*TO DO*. In the records, copy the lines from the one with "- legend-label: TRAMO AB: [744, 150, 814, 165]" up to and including the one with "- annotation: D: [610, 138, 622, 156]", substituting "callout" for "annotation" wherever it appears and changing nothing else.

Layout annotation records
━━━━━━━━━━━━━━━━━━━━━━━━━━━━━━

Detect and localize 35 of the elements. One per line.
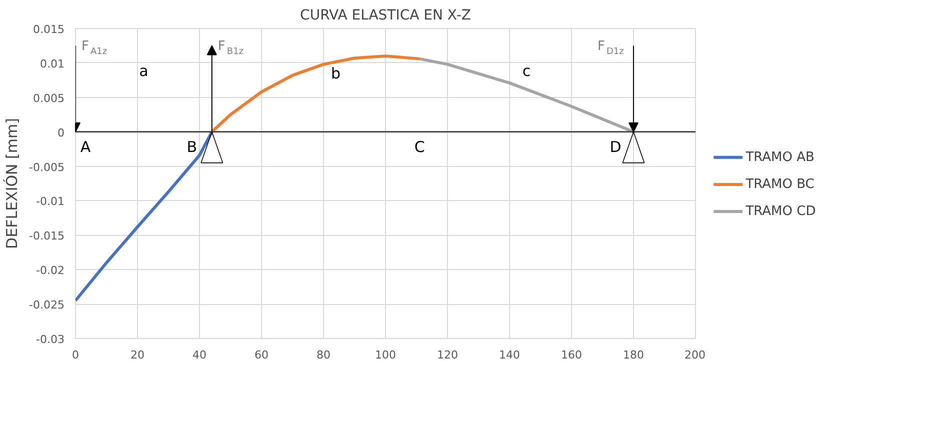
- legend-label: TRAMO AB: [744, 150, 814, 165]
- annotation: B: [186, 138, 198, 156]
- annotation: c: [522, 62, 531, 80]
- annotation: C: [414, 138, 425, 156]
- x-tick-label: 100: [375, 348, 396, 362]
- line-series: [76, 130, 214, 302]
- y-tick-label: 0: [58, 126, 64, 140]
- legend-label: TRAMO BC: [744, 176, 814, 192]
- legend-label: TRAMO CD: [744, 204, 816, 220]
- annotation: D: [610, 138, 622, 156]
- y-tick-label: -0.015: [29, 230, 65, 243]
- y-tick-label: 0.005: [33, 92, 65, 105]
- x-tick-label: 0: [72, 348, 79, 362]
- x-tick-label: 160: [561, 348, 582, 362]
- y-tick-label: -0.03: [36, 333, 65, 346]
- y-tick-label: -0.01: [36, 195, 65, 208]
- y-tick-label: -0.025: [29, 298, 65, 312]
- x-tick-label: 120: [437, 348, 458, 362]
- y-tick-label: 0.01: [40, 57, 65, 70]
- x-tick-label: 180: [623, 348, 644, 362]
- y-tick-label: 0.015: [33, 23, 65, 36]
- y-tick-label: -0.005: [29, 160, 65, 174]
- y-tick-label: -0.02: [36, 264, 65, 278]
- x-tick-label: 40: [192, 348, 206, 362]
- x-tick-label: 20: [130, 348, 144, 362]
- line-series: [210, 54, 422, 134]
- x-tick-label: 200: [684, 348, 706, 362]
- annotation: A: [80, 138, 92, 156]
- x-tick-label: 80: [316, 348, 330, 362]
- chart-title: CURVA ELASTICA EN X-Z: [300, 8, 471, 24]
- x-tick-label: 60: [254, 348, 268, 362]
- annotation: a: [139, 62, 148, 80]
- annotation: b: [330, 64, 341, 82]
- y-axis-title: DEFLEXIÓN [mm]: [3, 118, 22, 249]
- x-tick-label: 140: [499, 348, 520, 362]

━━━━━━━━━━━━━━━━━━━━━━━━━━━━━━

*EXERCISE RESPONSE*.
- legend-label: TRAMO AB: [744, 150, 814, 165]
- callout: B: [186, 138, 198, 156]
- callout: c: [522, 62, 531, 80]
- callout: C: [414, 138, 425, 156]
- x-tick-label: 100: [375, 348, 396, 362]
- line-series: [76, 130, 214, 302]
- y-tick-label: 0: [58, 126, 64, 140]
- legend-label: TRAMO BC: [744, 176, 814, 192]
- legend-label: TRAMO CD: [744, 204, 816, 220]
- callout: D: [610, 138, 622, 156]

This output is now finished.